##### Material provided #####

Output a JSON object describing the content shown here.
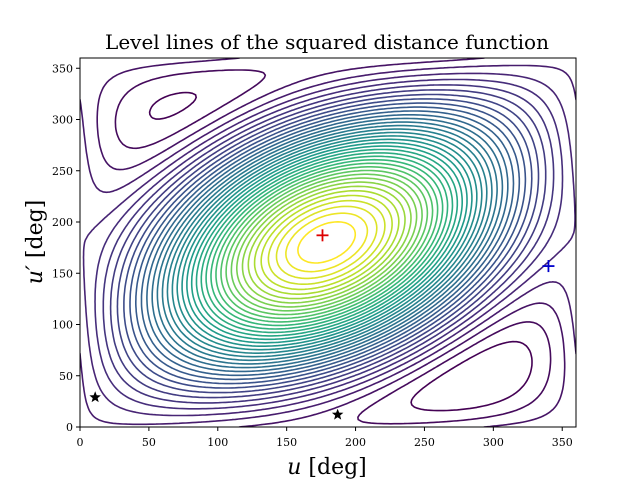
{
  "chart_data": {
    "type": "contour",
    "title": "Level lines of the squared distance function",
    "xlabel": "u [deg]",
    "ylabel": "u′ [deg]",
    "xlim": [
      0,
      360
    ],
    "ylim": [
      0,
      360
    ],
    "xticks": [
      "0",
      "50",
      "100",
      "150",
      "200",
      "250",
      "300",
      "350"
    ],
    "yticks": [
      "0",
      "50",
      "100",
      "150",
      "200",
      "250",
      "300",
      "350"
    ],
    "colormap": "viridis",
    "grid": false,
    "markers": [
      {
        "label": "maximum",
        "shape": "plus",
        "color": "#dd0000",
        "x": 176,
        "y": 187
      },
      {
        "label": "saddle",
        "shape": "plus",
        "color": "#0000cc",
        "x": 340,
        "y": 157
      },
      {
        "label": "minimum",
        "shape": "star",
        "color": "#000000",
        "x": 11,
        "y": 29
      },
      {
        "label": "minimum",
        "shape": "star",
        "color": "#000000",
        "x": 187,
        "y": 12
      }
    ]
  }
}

#####
##### Material provided #####

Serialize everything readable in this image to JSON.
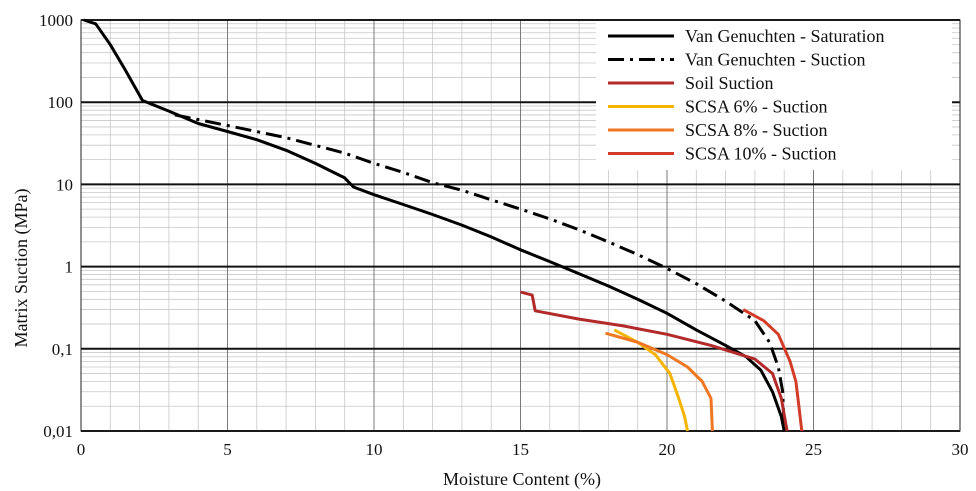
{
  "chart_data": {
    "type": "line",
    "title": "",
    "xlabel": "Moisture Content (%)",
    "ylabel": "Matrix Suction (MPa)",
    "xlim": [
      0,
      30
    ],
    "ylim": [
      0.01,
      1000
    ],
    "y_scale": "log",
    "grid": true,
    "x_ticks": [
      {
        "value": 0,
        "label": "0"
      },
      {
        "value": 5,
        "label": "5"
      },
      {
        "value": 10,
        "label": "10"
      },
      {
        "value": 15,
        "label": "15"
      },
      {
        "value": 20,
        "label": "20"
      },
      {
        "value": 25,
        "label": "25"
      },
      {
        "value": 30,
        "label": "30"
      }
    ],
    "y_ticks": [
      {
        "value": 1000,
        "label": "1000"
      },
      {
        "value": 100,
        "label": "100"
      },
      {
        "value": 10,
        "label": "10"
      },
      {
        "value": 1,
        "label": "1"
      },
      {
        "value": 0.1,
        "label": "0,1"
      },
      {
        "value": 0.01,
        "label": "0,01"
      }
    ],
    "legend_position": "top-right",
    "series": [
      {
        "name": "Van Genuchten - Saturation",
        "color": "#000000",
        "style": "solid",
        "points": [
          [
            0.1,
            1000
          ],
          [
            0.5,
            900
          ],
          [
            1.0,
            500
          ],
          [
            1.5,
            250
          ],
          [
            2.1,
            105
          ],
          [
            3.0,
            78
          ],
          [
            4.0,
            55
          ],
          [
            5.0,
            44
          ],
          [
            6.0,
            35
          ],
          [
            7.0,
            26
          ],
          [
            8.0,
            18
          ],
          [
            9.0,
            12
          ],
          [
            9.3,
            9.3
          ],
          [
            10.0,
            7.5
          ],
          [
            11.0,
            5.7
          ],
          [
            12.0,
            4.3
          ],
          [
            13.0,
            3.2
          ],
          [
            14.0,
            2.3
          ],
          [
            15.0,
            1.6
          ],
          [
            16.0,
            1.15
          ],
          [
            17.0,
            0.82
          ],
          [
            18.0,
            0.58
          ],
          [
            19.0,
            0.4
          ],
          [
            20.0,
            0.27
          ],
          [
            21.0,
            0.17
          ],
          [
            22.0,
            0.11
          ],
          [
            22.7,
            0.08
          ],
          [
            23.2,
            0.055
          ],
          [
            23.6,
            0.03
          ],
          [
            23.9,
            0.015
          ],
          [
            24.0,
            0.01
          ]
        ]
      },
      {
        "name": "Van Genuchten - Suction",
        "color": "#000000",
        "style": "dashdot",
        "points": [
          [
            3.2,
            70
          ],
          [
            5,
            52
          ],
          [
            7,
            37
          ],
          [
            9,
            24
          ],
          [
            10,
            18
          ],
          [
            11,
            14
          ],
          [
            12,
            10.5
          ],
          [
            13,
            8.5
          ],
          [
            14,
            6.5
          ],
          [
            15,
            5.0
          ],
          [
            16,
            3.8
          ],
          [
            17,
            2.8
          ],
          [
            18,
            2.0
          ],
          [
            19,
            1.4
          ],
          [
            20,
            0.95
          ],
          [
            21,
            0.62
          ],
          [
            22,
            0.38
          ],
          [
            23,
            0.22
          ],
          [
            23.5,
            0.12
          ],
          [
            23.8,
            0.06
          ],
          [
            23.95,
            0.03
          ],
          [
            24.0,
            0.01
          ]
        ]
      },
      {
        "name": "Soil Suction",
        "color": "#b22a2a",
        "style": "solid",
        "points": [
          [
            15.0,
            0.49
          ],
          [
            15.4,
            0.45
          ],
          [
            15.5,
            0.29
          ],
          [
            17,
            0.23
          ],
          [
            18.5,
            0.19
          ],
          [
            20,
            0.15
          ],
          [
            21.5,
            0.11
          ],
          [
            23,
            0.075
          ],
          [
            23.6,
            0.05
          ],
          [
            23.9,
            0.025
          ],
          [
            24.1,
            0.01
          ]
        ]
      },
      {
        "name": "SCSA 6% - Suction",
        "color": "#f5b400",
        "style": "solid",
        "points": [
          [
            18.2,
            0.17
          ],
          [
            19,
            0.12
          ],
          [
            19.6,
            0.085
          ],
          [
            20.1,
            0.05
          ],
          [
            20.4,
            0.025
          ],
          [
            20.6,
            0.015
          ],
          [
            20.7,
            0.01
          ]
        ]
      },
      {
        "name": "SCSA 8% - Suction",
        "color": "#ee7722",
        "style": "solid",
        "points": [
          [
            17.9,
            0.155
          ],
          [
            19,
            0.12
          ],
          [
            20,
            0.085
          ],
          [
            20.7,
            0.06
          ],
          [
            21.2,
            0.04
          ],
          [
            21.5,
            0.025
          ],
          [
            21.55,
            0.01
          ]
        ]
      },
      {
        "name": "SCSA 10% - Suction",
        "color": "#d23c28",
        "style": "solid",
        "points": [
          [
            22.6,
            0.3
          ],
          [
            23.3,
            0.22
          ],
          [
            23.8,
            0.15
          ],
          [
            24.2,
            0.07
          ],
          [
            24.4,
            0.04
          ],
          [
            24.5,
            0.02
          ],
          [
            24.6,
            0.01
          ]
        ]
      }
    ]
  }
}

#####

### Exercise requirements
Every line of the listing that holds "Suction" should be found and copied.

### Solution for this task
    "ylabel": "Matrix Suction (MPa)",
        "name": "Van Genuchten - Suction",
        "name": "Soil Suction",
        "name": "SCSA 6% - Suction",
        "name": "SCSA 8% - Suction",
        "name": "SCSA 10% - Suction",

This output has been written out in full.